What to work on | Scan the listing and work out how many lines contain the word "public". Nothing but the number should be given.
------ Data lines ------
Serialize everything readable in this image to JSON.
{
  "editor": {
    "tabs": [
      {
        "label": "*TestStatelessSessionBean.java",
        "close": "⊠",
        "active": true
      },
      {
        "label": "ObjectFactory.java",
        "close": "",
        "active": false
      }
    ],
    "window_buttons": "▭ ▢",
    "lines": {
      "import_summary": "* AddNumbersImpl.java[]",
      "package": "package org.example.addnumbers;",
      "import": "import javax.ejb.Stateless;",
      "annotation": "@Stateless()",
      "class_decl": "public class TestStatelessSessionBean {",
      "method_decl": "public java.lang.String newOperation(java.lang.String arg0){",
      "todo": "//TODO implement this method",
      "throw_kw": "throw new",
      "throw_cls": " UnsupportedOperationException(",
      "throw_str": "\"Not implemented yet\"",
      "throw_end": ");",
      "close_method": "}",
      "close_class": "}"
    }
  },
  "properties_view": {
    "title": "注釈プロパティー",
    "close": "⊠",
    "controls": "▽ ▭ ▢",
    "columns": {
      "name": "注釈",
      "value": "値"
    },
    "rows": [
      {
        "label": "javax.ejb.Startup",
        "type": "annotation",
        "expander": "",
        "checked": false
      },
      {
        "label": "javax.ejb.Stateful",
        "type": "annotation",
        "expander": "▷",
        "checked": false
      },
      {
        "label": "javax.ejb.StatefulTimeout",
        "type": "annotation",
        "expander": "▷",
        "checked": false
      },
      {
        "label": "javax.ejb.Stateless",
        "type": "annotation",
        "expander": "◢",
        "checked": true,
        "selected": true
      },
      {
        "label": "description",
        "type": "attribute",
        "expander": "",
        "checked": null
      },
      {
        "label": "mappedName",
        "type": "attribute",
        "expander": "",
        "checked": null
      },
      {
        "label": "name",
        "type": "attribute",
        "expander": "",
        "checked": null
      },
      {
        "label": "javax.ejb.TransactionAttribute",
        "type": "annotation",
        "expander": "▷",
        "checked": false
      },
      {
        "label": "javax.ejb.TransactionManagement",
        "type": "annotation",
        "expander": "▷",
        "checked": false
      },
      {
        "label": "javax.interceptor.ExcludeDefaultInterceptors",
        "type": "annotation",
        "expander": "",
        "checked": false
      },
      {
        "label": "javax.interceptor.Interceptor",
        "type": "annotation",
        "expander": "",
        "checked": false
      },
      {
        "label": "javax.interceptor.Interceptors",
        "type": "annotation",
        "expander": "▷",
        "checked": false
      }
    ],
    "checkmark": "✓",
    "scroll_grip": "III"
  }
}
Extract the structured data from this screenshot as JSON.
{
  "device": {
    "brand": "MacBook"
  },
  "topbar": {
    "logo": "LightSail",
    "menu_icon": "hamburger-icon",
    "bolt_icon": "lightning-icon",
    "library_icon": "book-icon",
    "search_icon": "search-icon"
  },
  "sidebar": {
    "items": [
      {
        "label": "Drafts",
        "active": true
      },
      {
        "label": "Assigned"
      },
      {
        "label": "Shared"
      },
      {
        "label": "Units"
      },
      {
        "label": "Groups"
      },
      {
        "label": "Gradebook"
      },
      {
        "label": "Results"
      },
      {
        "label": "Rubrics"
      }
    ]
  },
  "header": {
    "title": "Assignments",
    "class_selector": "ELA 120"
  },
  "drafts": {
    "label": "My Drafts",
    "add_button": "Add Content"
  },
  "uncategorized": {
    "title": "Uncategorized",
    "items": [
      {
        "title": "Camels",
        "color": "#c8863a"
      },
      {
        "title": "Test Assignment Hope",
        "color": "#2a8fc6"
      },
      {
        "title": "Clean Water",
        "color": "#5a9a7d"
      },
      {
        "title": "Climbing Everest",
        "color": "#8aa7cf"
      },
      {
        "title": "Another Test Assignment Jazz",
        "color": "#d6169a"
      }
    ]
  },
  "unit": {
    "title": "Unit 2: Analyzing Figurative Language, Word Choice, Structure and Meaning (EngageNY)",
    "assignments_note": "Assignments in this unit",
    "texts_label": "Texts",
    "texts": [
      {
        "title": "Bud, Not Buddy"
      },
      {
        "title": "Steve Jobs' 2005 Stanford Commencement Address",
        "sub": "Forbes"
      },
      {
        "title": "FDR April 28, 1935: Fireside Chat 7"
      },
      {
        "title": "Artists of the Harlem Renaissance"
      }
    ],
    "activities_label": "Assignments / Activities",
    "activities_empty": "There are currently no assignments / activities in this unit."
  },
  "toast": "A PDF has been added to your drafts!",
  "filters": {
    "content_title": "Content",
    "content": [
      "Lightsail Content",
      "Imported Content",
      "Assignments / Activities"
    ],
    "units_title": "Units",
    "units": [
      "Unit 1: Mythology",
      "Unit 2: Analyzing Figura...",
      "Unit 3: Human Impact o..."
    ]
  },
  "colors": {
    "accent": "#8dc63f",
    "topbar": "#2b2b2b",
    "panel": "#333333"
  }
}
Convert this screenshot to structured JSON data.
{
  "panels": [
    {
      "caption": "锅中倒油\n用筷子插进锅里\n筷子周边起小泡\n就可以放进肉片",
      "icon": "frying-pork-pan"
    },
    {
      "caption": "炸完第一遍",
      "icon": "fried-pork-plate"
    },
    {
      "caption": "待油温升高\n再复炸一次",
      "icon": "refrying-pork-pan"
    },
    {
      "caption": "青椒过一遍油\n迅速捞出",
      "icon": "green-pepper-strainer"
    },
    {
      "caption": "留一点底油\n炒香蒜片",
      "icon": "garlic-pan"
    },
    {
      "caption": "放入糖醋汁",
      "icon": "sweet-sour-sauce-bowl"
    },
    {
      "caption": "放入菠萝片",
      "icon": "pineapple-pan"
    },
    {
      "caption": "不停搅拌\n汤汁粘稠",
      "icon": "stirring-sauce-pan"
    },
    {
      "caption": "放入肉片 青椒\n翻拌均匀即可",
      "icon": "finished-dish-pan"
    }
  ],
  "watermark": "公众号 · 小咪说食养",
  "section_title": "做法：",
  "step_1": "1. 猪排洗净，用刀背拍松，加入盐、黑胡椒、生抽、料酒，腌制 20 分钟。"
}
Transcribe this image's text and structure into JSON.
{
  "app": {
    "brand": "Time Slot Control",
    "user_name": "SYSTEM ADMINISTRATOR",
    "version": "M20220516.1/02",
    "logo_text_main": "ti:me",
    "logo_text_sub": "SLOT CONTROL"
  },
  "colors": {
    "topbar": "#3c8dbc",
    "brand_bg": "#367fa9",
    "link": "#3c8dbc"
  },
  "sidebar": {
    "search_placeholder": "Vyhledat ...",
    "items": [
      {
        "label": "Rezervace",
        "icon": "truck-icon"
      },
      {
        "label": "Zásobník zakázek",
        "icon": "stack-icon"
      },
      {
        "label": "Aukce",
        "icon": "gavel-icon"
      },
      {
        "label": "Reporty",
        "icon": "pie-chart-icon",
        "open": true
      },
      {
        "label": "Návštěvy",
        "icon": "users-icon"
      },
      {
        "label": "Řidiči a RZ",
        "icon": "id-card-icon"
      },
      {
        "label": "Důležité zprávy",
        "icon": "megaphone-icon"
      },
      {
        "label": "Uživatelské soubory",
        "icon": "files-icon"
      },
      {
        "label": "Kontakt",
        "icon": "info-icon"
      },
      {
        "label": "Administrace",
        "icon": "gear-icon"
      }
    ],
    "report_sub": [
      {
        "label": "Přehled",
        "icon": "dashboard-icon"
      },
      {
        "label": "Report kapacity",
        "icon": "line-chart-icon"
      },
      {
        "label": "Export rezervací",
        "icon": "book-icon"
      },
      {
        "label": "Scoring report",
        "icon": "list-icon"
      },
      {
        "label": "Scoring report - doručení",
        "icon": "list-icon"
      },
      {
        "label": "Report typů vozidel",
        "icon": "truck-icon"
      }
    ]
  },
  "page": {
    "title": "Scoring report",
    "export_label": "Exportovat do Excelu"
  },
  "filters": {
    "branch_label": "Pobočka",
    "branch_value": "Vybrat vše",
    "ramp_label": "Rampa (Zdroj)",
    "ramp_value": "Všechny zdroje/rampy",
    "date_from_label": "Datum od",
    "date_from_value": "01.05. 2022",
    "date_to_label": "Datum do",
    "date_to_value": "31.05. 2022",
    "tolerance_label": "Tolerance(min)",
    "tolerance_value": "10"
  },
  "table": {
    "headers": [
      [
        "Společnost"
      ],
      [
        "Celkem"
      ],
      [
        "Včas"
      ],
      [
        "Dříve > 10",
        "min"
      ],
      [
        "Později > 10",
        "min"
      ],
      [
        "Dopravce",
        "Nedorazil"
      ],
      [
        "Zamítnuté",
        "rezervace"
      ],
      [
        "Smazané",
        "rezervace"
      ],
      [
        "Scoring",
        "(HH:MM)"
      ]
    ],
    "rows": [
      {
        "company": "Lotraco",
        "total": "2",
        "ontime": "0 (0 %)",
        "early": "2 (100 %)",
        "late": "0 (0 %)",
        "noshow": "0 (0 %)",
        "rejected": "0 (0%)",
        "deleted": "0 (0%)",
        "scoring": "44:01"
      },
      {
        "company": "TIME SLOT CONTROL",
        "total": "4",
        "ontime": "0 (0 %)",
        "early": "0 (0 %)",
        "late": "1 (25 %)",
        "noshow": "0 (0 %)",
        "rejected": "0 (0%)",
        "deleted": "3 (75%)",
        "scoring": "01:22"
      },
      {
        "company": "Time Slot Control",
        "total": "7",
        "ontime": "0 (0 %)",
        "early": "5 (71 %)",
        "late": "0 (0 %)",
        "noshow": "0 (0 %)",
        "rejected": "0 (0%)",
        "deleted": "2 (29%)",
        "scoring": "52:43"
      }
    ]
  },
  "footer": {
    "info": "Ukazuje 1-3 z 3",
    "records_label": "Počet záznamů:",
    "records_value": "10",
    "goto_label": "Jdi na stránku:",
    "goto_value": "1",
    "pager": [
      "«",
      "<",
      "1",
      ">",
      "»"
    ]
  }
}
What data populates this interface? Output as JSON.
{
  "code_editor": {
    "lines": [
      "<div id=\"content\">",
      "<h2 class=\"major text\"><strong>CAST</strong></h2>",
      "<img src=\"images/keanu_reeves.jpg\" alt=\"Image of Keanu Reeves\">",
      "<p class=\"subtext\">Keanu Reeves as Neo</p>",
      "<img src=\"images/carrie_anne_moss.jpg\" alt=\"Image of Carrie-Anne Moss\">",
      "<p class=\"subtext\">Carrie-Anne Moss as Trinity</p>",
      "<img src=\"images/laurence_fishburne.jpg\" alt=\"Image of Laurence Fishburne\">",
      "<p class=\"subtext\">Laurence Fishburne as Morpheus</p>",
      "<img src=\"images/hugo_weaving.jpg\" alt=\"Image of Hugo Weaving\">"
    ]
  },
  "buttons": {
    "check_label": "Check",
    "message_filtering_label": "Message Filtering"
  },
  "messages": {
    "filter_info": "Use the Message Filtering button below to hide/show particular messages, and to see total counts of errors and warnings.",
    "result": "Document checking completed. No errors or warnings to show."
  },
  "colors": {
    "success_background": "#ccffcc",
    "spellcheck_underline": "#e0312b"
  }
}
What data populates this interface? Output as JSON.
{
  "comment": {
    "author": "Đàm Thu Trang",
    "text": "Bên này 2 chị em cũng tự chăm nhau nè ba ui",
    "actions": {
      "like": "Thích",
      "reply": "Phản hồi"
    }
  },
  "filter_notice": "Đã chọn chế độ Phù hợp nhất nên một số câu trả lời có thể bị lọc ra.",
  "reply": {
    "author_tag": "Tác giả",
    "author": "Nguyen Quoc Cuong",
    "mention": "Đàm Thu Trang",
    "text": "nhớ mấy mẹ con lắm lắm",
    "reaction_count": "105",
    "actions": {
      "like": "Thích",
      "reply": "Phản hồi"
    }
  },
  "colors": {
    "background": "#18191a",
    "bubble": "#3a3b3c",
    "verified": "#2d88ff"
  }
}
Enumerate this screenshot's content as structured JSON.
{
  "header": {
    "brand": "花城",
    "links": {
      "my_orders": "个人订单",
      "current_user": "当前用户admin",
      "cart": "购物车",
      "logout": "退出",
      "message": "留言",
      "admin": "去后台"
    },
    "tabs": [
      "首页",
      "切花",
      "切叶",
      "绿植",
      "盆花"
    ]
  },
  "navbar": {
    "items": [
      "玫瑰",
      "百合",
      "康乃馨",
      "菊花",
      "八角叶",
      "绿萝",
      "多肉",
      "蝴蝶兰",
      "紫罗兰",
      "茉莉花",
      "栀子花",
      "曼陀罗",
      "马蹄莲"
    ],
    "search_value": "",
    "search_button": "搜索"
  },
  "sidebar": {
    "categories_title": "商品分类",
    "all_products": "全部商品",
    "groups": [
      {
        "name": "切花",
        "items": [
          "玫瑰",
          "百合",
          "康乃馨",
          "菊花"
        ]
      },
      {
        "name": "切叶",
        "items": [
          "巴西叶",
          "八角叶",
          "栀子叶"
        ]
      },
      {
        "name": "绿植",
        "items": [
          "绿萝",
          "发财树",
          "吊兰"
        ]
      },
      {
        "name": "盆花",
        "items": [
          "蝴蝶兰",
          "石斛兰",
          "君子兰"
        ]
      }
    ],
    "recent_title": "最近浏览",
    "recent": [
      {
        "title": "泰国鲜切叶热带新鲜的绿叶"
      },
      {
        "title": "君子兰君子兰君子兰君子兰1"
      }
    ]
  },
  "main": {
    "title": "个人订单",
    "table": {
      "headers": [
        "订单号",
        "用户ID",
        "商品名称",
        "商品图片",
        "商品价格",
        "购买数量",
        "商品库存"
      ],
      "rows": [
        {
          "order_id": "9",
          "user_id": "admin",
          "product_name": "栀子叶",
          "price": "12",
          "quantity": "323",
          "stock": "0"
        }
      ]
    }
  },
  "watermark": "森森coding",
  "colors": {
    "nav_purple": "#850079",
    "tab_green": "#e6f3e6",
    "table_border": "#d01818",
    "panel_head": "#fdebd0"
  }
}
------
Output | 2